• [EXERCISE BRIEF]: Reproduce every entry exactly and leave its pictures out.
__________________________________________________
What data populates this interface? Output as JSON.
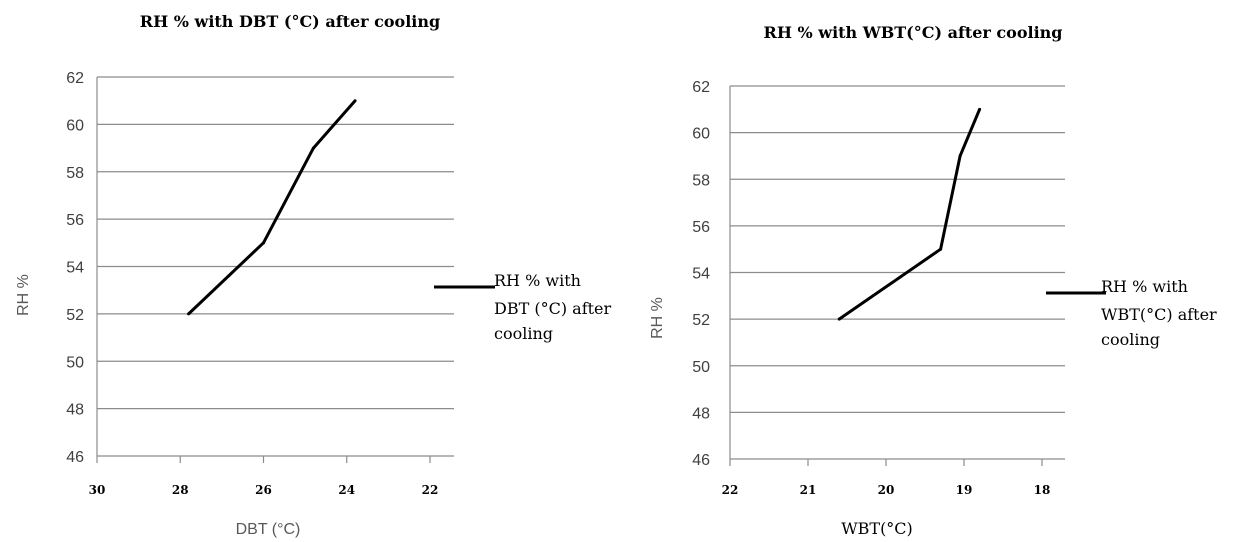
{
  "chart_data": [
    {
      "type": "line",
      "title": "RH % with DBT (°C) after cooling",
      "xlabel": "DBT (°C)",
      "ylabel": "RH %",
      "xlim": [
        30,
        22
      ],
      "x_reversed": true,
      "ylim": [
        46,
        62
      ],
      "x_ticks": [
        "30",
        "28",
        "26",
        "24",
        "22"
      ],
      "y_ticks": [
        "46",
        "48",
        "50",
        "52",
        "54",
        "56",
        "58",
        "60",
        "62"
      ],
      "grid": true,
      "legend_position": "right",
      "series": [
        {
          "name": "RH % with DBT (°C) after cooling",
          "legend_lines": [
            "RH % with",
            "DBT (°C) after",
            "cooling"
          ],
          "x": [
            27.8,
            26,
            24.8,
            23.8
          ],
          "y": [
            52,
            55,
            59,
            61
          ]
        }
      ]
    },
    {
      "type": "line",
      "title": "RH % with WBT(°C) after cooling",
      "xlabel": "WBT(°C)",
      "ylabel": "RH %",
      "xlim": [
        22,
        18
      ],
      "x_reversed": true,
      "ylim": [
        46,
        62
      ],
      "x_ticks": [
        "22",
        "21",
        "20",
        "19",
        "18"
      ],
      "y_ticks": [
        "46",
        "48",
        "50",
        "52",
        "54",
        "56",
        "58",
        "60",
        "62"
      ],
      "grid": true,
      "legend_position": "right",
      "series": [
        {
          "name": "RH % with WBT(°C) after cooling",
          "legend_lines": [
            "RH % with",
            "WBT(°C) after",
            "cooling"
          ],
          "x": [
            20.6,
            19.3,
            19.05,
            18.8
          ],
          "y": [
            52,
            55,
            59,
            61
          ]
        }
      ]
    }
  ]
}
__________________________________________________
• [TASK RESULT]:
What data populates this interface? Output as JSON.
{
  "chart_data": [
    {
      "type": "line",
      "title": "RH % with DBT (°C) after cooling",
      "xlabel": "DBT (°C)",
      "ylabel": "RH %",
      "xlim": [
        30,
        22
      ],
      "x_reversed": true,
      "ylim": [
        46,
        62
      ],
      "x_ticks": [
        "30",
        "28",
        "26",
        "24",
        "22"
      ],
      "y_ticks": [
        "46",
        "48",
        "50",
        "52",
        "54",
        "56",
        "58",
        "60",
        "62"
      ],
      "grid": true,
      "legend_position": "right",
      "series": [
        {
          "name": "RH % with DBT (°C) after cooling",
          "legend_lines": [
            "RH % with",
            "DBT (°C) after",
            "cooling"
          ],
          "x": [
            27.8,
            26,
            24.8,
            23.8
          ],
          "y": [
            52,
            55,
            59,
            61
          ]
        }
      ]
    },
    {
      "type": "line",
      "title": "RH % with WBT(°C) after cooling",
      "xlabel": "WBT(°C)",
      "ylabel": "RH %",
      "xlim": [
        22,
        18
      ],
      "x_reversed": true,
      "ylim": [
        46,
        62
      ],
      "x_ticks": [
        "22",
        "21",
        "20",
        "19",
        "18"
      ],
      "y_ticks": [
        "46",
        "48",
        "50",
        "52",
        "54",
        "56",
        "58",
        "60",
        "62"
      ],
      "grid": true,
      "legend_position": "right",
      "series": [
        {
          "name": "RH % with WBT(°C) after cooling",
          "legend_lines": [
            "RH % with",
            "WBT(°C) after",
            "cooling"
          ],
          "x": [
            20.6,
            19.3,
            19.05,
            18.8
          ],
          "y": [
            52,
            55,
            59,
            61
          ]
        }
      ]
    }
  ]
}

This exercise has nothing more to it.